» **Data excerpts**
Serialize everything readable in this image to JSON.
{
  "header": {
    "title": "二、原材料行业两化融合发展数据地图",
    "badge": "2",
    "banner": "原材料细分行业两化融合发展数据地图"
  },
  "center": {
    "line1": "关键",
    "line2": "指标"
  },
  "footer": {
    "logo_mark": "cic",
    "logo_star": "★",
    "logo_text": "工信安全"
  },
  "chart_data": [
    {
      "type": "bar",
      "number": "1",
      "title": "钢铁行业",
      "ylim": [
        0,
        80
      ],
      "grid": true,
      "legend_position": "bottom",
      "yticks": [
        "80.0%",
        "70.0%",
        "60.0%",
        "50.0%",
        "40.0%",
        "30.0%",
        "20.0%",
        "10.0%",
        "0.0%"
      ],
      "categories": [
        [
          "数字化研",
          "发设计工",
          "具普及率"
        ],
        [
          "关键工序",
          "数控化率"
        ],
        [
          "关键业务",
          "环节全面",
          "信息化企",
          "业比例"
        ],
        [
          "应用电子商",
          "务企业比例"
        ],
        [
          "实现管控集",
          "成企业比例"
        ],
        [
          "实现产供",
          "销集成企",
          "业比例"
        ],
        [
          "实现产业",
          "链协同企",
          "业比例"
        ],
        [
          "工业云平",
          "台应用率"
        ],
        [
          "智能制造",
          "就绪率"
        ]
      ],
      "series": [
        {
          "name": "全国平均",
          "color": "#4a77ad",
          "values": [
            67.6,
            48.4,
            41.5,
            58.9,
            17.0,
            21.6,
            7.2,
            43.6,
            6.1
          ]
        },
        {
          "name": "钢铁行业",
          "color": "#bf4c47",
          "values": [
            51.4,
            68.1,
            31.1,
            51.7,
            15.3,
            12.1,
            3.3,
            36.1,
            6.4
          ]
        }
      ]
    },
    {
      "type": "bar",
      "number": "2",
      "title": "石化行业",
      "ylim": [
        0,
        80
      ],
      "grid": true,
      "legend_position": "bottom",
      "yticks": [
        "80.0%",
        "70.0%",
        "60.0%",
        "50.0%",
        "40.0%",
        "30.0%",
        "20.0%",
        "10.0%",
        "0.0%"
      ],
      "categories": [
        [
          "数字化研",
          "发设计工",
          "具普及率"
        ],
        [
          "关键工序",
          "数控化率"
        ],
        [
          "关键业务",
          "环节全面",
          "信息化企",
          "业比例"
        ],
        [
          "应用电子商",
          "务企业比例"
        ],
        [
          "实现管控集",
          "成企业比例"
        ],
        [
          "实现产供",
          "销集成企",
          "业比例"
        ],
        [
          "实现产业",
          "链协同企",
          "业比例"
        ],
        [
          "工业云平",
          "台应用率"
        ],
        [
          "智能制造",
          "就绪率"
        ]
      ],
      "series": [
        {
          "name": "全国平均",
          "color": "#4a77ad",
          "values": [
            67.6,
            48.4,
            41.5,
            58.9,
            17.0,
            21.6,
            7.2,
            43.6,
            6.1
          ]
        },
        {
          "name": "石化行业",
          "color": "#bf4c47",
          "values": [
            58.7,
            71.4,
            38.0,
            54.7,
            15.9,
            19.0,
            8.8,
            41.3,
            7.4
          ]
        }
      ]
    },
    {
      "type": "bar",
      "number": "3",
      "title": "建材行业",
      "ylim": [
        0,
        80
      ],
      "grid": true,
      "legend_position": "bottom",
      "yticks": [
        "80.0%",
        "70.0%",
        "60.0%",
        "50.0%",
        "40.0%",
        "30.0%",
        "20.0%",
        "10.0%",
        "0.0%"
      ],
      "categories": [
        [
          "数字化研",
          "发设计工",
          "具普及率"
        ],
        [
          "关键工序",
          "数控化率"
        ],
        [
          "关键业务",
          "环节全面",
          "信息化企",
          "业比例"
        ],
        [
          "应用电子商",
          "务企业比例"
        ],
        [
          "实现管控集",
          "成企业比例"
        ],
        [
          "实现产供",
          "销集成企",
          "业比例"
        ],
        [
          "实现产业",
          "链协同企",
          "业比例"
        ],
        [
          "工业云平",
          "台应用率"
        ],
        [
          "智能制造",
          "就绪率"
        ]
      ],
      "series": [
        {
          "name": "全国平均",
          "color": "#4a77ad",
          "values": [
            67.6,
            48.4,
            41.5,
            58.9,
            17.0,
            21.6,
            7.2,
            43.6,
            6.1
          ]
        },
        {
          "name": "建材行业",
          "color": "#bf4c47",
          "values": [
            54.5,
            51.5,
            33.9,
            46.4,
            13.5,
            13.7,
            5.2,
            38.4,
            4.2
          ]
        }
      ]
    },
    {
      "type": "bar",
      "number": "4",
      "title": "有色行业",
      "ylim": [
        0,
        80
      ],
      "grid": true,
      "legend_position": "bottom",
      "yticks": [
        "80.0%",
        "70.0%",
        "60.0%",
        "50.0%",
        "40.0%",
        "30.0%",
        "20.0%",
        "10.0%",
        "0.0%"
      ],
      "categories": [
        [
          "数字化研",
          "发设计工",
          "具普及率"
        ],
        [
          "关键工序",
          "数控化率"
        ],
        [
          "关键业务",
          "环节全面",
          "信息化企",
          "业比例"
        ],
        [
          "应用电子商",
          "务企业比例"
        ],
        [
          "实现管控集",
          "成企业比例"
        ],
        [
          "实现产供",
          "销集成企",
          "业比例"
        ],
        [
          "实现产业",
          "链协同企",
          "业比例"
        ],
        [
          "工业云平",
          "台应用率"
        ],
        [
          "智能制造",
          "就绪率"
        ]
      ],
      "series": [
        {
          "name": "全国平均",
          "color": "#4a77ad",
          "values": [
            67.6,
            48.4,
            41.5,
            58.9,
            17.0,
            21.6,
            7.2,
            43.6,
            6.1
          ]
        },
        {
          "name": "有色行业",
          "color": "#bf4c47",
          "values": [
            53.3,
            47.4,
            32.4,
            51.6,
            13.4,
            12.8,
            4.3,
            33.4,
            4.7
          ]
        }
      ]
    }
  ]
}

» **Written task**
Can you give every line above again, exactly as written?

» **Solution**
Serialize everything readable in this image to JSON.
{
  "header": {
    "title": "二、原材料行业两化融合发展数据地图",
    "badge": "2",
    "banner": "原材料细分行业两化融合发展数据地图"
  },
  "center": {
    "line1": "关键",
    "line2": "指标"
  },
  "footer": {
    "logo_mark": "cic",
    "logo_star": "★",
    "logo_text": "工信安全"
  },
  "chart_data": [
    {
      "type": "bar",
      "number": "1",
      "title": "钢铁行业",
      "ylim": [
        0,
        80
      ],
      "grid": true,
      "legend_position": "bottom",
      "yticks": [
        "80.0%",
        "70.0%",
        "60.0%",
        "50.0%",
        "40.0%",
        "30.0%",
        "20.0%",
        "10.0%",
        "0.0%"
      ],
      "categories": [
        [
          "数字化研",
          "发设计工",
          "具普及率"
        ],
        [
          "关键工序",
          "数控化率"
        ],
        [
          "关键业务",
          "环节全面",
          "信息化企",
          "业比例"
        ],
        [
          "应用电子商",
          "务企业比例"
        ],
        [
          "实现管控集",
          "成企业比例"
        ],
        [
          "实现产供",
          "销集成企",
          "业比例"
        ],
        [
          "实现产业",
          "链协同企",
          "业比例"
        ],
        [
          "工业云平",
          "台应用率"
        ],
        [
          "智能制造",
          "就绪率"
        ]
      ],
      "series": [
        {
          "name": "全国平均",
          "color": "#4a77ad",
          "values": [
            67.6,
            48.4,
            41.5,
            58.9,
            17.0,
            21.6,
            7.2,
            43.6,
            6.1
          ]
        },
        {
          "name": "钢铁行业",
          "color": "#bf4c47",
          "values": [
            51.4,
            68.1,
            31.1,
            51.7,
            15.3,
            12.1,
            3.3,
            36.1,
            6.4
          ]
        }
      ]
    },
    {
      "type": "bar",
      "number": "2",
      "title": "石化行业",
      "ylim": [
        0,
        80
      ],
      "grid": true,
      "legend_position": "bottom",
      "yticks": [
        "80.0%",
        "70.0%",
        "60.0%",
        "50.0%",
        "40.0%",
        "30.0%",
        "20.0%",
        "10.0%",
        "0.0%"
      ],
      "categories": [
        [
          "数字化研",
          "发设计工",
          "具普及率"
        ],
        [
          "关键工序",
          "数控化率"
        ],
        [
          "关键业务",
          "环节全面",
          "信息化企",
          "业比例"
        ],
        [
          "应用电子商",
          "务企业比例"
        ],
        [
          "实现管控集",
          "成企业比例"
        ],
        [
          "实现产供",
          "销集成企",
          "业比例"
        ],
        [
          "实现产业",
          "链协同企",
          "业比例"
        ],
        [
          "工业云平",
          "台应用率"
        ],
        [
          "智能制造",
          "就绪率"
        ]
      ],
      "series": [
        {
          "name": "全国平均",
          "color": "#4a77ad",
          "values": [
            67.6,
            48.4,
            41.5,
            58.9,
            17.0,
            21.6,
            7.2,
            43.6,
            6.1
          ]
        },
        {
          "name": "石化行业",
          "color": "#bf4c47",
          "values": [
            58.7,
            71.4,
            38.0,
            54.7,
            15.9,
            19.0,
            8.8,
            41.3,
            7.4
          ]
        }
      ]
    },
    {
      "type": "bar",
      "number": "3",
      "title": "建材行业",
      "ylim": [
        0,
        80
      ],
      "grid": true,
      "legend_position": "bottom",
      "yticks": [
        "80.0%",
        "70.0%",
        "60.0%",
        "50.0%",
        "40.0%",
        "30.0%",
        "20.0%",
        "10.0%",
        "0.0%"
      ],
      "categories": [
        [
          "数字化研",
          "发设计工",
          "具普及率"
        ],
        [
          "关键工序",
          "数控化率"
        ],
        [
          "关键业务",
          "环节全面",
          "信息化企",
          "业比例"
        ],
        [
          "应用电子商",
          "务企业比例"
        ],
        [
          "实现管控集",
          "成企业比例"
        ],
        [
          "实现产供",
          "销集成企",
          "业比例"
        ],
        [
          "实现产业",
          "链协同企",
          "业比例"
        ],
        [
          "工业云平",
          "台应用率"
        ],
        [
          "智能制造",
          "就绪率"
        ]
      ],
      "series": [
        {
          "name": "全国平均",
          "color": "#4a77ad",
          "values": [
            67.6,
            48.4,
            41.5,
            58.9,
            17.0,
            21.6,
            7.2,
            43.6,
            6.1
          ]
        },
        {
          "name": "建材行业",
          "color": "#bf4c47",
          "values": [
            54.5,
            51.5,
            33.9,
            46.4,
            13.5,
            13.7,
            5.2,
            38.4,
            4.2
          ]
        }
      ]
    },
    {
      "type": "bar",
      "number": "4",
      "title": "有色行业",
      "ylim": [
        0,
        80
      ],
      "grid": true,
      "legend_position": "bottom",
      "yticks": [
        "80.0%",
        "70.0%",
        "60.0%",
        "50.0%",
        "40.0%",
        "30.0%",
        "20.0%",
        "10.0%",
        "0.0%"
      ],
      "categories": [
        [
          "数字化研",
          "发设计工",
          "具普及率"
        ],
        [
          "关键工序",
          "数控化率"
        ],
        [
          "关键业务",
          "环节全面",
          "信息化企",
          "业比例"
        ],
        [
          "应用电子商",
          "务企业比例"
        ],
        [
          "实现管控集",
          "成企业比例"
        ],
        [
          "实现产供",
          "销集成企",
          "业比例"
        ],
        [
          "实现产业",
          "链协同企",
          "业比例"
        ],
        [
          "工业云平",
          "台应用率"
        ],
        [
          "智能制造",
          "就绪率"
        ]
      ],
      "series": [
        {
          "name": "全国平均",
          "color": "#4a77ad",
          "values": [
            67.6,
            48.4,
            41.5,
            58.9,
            17.0,
            21.6,
            7.2,
            43.6,
            6.1
          ]
        },
        {
          "name": "有色行业",
          "color": "#bf4c47",
          "values": [
            53.3,
            47.4,
            32.4,
            51.6,
            13.4,
            12.8,
            4.3,
            33.4,
            4.7
          ]
        }
      ]
    }
  ]
}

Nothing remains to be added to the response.